The problem: Give the number of lines that include the string "What", nothing more.

------ Given information

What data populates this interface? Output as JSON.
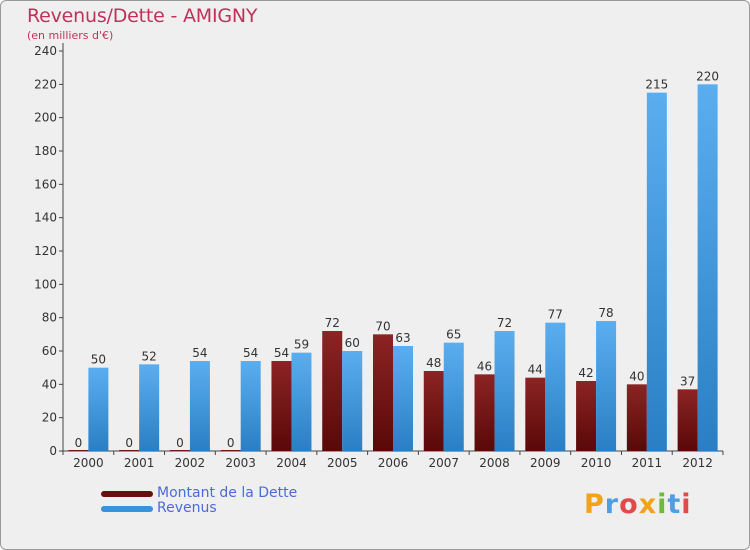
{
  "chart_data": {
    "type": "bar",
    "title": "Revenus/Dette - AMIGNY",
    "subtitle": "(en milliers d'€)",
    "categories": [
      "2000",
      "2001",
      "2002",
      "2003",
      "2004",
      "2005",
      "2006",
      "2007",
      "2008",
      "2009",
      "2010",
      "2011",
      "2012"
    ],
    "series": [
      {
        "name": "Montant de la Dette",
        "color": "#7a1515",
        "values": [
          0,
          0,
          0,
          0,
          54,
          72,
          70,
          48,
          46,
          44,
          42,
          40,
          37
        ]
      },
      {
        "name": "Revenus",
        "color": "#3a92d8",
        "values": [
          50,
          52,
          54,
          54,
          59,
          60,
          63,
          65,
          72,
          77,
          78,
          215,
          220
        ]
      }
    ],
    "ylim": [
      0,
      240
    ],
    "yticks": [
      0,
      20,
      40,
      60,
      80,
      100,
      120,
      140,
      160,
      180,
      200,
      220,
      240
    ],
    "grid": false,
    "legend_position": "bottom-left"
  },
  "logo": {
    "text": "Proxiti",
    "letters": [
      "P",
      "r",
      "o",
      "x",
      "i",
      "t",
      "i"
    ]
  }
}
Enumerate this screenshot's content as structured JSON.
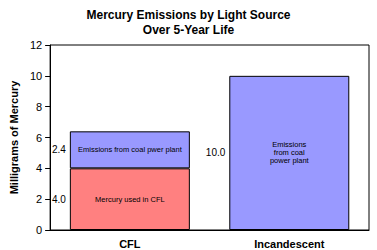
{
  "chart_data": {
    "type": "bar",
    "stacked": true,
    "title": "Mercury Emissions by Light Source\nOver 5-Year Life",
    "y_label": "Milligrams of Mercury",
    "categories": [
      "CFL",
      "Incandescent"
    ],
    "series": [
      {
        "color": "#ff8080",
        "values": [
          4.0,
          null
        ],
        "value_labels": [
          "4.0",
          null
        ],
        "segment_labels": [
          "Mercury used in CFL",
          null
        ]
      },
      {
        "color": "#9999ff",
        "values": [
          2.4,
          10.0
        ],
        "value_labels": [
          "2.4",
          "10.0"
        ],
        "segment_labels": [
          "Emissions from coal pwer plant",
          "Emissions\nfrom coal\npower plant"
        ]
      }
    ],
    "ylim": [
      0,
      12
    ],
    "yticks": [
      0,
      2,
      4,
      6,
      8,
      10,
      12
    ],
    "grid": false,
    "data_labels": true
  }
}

------------
------ Given information

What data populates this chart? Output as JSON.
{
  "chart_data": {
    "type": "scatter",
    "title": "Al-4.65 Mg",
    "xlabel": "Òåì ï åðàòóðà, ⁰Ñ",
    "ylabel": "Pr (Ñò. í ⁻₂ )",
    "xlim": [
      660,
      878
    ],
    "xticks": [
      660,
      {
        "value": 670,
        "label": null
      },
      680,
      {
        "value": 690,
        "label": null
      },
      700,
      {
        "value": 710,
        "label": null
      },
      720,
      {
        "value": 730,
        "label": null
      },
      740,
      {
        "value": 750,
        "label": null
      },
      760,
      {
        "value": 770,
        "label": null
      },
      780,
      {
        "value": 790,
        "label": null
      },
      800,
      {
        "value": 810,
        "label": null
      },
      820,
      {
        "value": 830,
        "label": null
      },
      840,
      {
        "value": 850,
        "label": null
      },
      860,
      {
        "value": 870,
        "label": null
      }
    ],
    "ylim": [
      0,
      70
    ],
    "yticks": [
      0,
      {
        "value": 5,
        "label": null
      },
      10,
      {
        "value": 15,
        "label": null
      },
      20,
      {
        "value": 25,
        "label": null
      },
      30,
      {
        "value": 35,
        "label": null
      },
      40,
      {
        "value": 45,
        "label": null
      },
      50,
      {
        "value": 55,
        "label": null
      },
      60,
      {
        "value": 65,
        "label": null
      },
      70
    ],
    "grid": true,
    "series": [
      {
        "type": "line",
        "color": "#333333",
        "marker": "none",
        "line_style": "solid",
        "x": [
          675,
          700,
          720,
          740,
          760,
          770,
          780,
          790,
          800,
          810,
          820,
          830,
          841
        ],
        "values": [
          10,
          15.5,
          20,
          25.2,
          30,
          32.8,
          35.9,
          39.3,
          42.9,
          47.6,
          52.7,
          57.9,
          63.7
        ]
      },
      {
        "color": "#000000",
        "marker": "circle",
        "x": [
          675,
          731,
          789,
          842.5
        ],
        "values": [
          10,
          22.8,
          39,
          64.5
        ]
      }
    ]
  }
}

------------

Expected output: 2